(Saved data entries)
━━━━
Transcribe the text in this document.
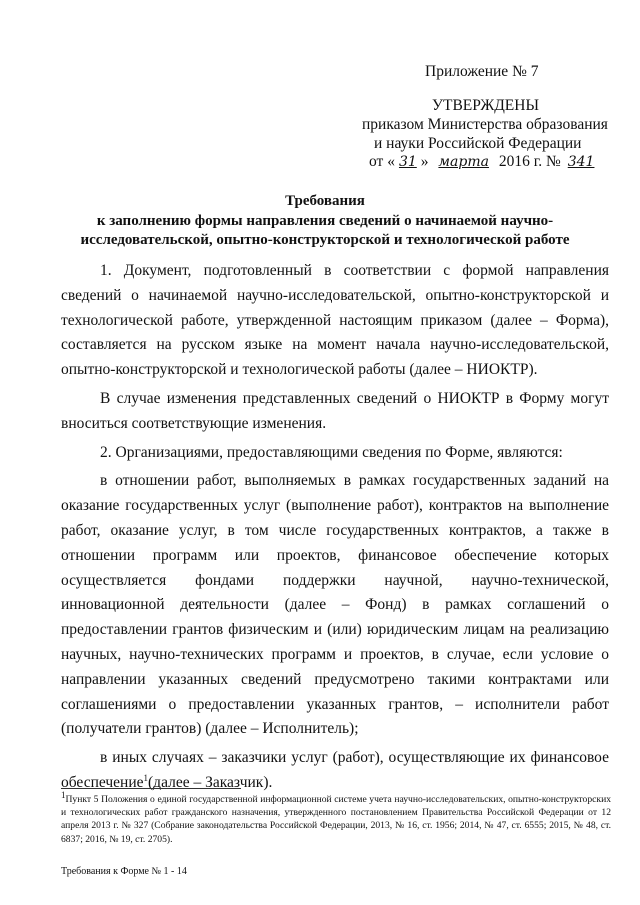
Приложение № 7
УТВЕРЖДЕНЫ
приказом Министерства образования
и науки Российской Федерации
от « 31 » марта 2016 г. № 341
Требования
к заполнению формы направления сведений о начинаемой научно-
исследовательской, опытно-конструкторской и технологической работе

1. Документ, подготовленный в соответствии с формой направления сведений о начинаемой научно-исследовательской, опытно-конструкторской и технологической работе, утвержденной настоящим приказом (далее – Форма), составляется на русском языке на момент начала научно-исследовательской, опытно-конструкторской и технологической работы (далее – НИОКТР).

В случае изменения представленных сведений о НИОКТР в Форму могут вноситься соответствующие изменения.

2. Организациями, предоставляющими сведения по Форме, являются:

в отношении работ, выполняемых в рамках государственных заданий на оказание государственных услуг (выполнение работ), контрактов на выполнение работ, оказание услуг, в том числе государственных контрактов, а также в отношении программ или проектов, финансовое обеспечение которых осуществляется фондами поддержки научной, научно-технической, инновационной деятельности (далее – Фонд) в рамках соглашений о предоставлении грантов физическим и (или) юридическим лицам на реализацию научных, научно-технических программ и проектов, в случае, если условие о направлении указанных сведений предусмотрено такими контрактами или соглашениями о предоставлении указанных грантов, – исполнители работ (получатели грантов) (далее – Исполнитель);

в иных случаях – заказчики услуг (работ), осуществляющие их финансовое обеспечение$^1$(далее – Заказчик).

1Пункт 5 Положения о единой государственной информационной системе учета научно-исследовательских, опытно-конструкторских и технологических работ гражданского назначения, утвержденного постановлением Правительства Российской Федерации от 12 апреля 2013 г. № 327 (Собрание законодательства Российской Федерации, 2013, № 16, ст. 1956; 2014, № 47, ст. 6555; 2015, № 48, ст. 6837; 2016, № 19, ст. 2705).
Требования к Форме № 1 - 14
━━━━
Exercise directions
Reproduce the entries above exactly. Do not include the images.

Answer to this exercise
Transcribe the text in this document.
Приложение № 7
УТВЕРЖДЕНЫ
приказом Министерства образования
и науки Российской Федерации
от « 31 » марта 2016 г. № 341
Требования
к заполнению формы направления сведений о начинаемой научно-
исследовательской, опытно-конструкторской и технологической работе

1. Документ, подготовленный в соответствии с формой направления сведений о начинаемой научно-исследовательской, опытно-конструкторской и технологической работе, утвержденной настоящим приказом (далее – Форма), составляется на русском языке на момент начала научно-исследовательской, опытно-конструкторской и технологической работы (далее – НИОКТР).

В случае изменения представленных сведений о НИОКТР в Форму могут вноситься соответствующие изменения.

2. Организациями, предоставляющими сведения по Форме, являются:

в отношении работ, выполняемых в рамках государственных заданий на оказание государственных услуг (выполнение работ), контрактов на выполнение работ, оказание услуг, в том числе государственных контрактов, а также в отношении программ или проектов, финансовое обеспечение которых осуществляется фондами поддержки научной, научно-технической, инновационной деятельности (далее – Фонд) в рамках соглашений о предоставлении грантов физическим и (или) юридическим лицам на реализацию научных, научно-технических программ и проектов, в случае, если условие о направлении указанных сведений предусмотрено такими контрактами или соглашениями о предоставлении указанных грантов, – исполнители работ (получатели грантов) (далее – Исполнитель);

в иных случаях – заказчики услуг (работ), осуществляющие их финансовое обеспечение$^1$(далее – Заказчик).

1Пункт 5 Положения о единой государственной информационной системе учета научно-исследовательских, опытно-конструкторских и технологических работ гражданского назначения, утвержденного постановлением Правительства Российской Федерации от 12 апреля 2013 г. № 327 (Собрание законодательства Российской Федерации, 2013, № 16, ст. 1956; 2014, № 47, ст. 6555; 2015, № 48, ст. 6837; 2016, № 19, ст. 2705).
Требования к Форме № 1 - 14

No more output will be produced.